- **To do**:
Copy out only the span from the line with "Read out every word on this page." to the end of the data, both ends kept, word for word.

───── Material for this task ─────

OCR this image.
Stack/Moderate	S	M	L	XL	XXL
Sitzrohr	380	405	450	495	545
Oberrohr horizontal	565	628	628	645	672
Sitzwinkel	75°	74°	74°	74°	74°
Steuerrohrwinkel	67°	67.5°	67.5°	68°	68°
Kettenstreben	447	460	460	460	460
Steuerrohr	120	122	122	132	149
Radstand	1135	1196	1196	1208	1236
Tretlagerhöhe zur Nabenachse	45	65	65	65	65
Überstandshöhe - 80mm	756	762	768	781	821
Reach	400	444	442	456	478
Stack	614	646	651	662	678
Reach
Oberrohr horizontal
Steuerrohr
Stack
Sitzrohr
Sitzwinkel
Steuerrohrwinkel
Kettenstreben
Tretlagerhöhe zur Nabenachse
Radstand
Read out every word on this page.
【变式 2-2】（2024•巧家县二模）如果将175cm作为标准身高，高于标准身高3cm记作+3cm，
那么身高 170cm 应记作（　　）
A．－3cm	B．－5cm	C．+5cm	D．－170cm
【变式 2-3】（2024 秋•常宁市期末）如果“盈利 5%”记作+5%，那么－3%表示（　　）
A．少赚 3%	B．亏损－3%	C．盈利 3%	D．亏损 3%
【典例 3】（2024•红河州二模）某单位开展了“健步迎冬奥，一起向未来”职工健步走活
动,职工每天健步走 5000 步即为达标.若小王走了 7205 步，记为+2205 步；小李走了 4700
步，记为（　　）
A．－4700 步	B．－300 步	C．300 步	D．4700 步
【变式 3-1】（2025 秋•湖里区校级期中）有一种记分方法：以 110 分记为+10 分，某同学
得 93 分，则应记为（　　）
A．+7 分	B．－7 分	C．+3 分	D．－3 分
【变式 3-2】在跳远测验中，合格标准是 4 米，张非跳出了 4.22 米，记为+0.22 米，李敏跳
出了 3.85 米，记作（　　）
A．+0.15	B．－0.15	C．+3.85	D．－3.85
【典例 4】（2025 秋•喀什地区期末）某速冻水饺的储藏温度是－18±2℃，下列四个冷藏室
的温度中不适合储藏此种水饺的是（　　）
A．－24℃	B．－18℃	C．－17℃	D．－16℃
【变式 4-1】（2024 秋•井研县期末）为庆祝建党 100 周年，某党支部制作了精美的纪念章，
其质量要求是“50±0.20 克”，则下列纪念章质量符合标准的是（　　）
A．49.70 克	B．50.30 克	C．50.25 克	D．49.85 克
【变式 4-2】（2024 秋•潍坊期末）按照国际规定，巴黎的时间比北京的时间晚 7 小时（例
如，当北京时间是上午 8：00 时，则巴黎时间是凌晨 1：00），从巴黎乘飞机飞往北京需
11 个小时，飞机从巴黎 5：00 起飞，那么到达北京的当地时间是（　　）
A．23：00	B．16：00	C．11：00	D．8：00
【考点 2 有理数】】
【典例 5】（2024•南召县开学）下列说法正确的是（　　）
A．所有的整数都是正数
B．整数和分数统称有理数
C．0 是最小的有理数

─────

- **Result of this task**:
Read out every word on this page.
【变式 2-2】（2024•巧家县二模）如果将175cm作为标准身高，高于标准身高3cm记作+3cm，
那么身高 170cm 应记作（　　）
A．－3cm	B．－5cm	C．+5cm	D．－170cm
【变式 2-3】（2024 秋•常宁市期末）如果“盈利 5%”记作+5%，那么－3%表示（　　）
A．少赚 3%	B．亏损－3%	C．盈利 3%	D．亏损 3%
【典例 3】（2024•红河州二模）某单位开展了“健步迎冬奥，一起向未来”职工健步走活
动,职工每天健步走 5000 步即为达标.若小王走了 7205 步，记为+2205 步；小李走了 4700
步，记为（　　）
A．－4700 步	B．－300 步	C．300 步	D．4700 步
【变式 3-1】（2025 秋•湖里区校级期中）有一种记分方法：以 110 分记为+10 分，某同学
得 93 分，则应记为（　　）
A．+7 分	B．－7 分	C．+3 分	D．－3 分
【变式 3-2】在跳远测验中，合格标准是 4 米，张非跳出了 4.22 米，记为+0.22 米，李敏跳
出了 3.85 米，记作（　　）
A．+0.15	B．－0.15	C．+3.85	D．－3.85
【典例 4】（2025 秋•喀什地区期末）某速冻水饺的储藏温度是－18±2℃，下列四个冷藏室
的温度中不适合储藏此种水饺的是（　　）
A．－24℃	B．－18℃	C．－17℃	D．－16℃
【变式 4-1】（2024 秋•井研县期末）为庆祝建党 100 周年，某党支部制作了精美的纪念章，
其质量要求是“50±0.20 克”，则下列纪念章质量符合标准的是（　　）
A．49.70 克	B．50.30 克	C．50.25 克	D．49.85 克
【变式 4-2】（2024 秋•潍坊期末）按照国际规定，巴黎的时间比北京的时间晚 7 小时（例
如，当北京时间是上午 8：00 时，则巴黎时间是凌晨 1：00），从巴黎乘飞机飞往北京需
11 个小时，飞机从巴黎 5：00 起飞，那么到达北京的当地时间是（　　）
A．23：00	B．16：00	C．11：00	D．8：00
【考点 2 有理数】】
【典例 5】（2024•南召县开学）下列说法正确的是（　　）
A．所有的整数都是正数
B．整数和分数统称有理数
C．0 是最小的有理数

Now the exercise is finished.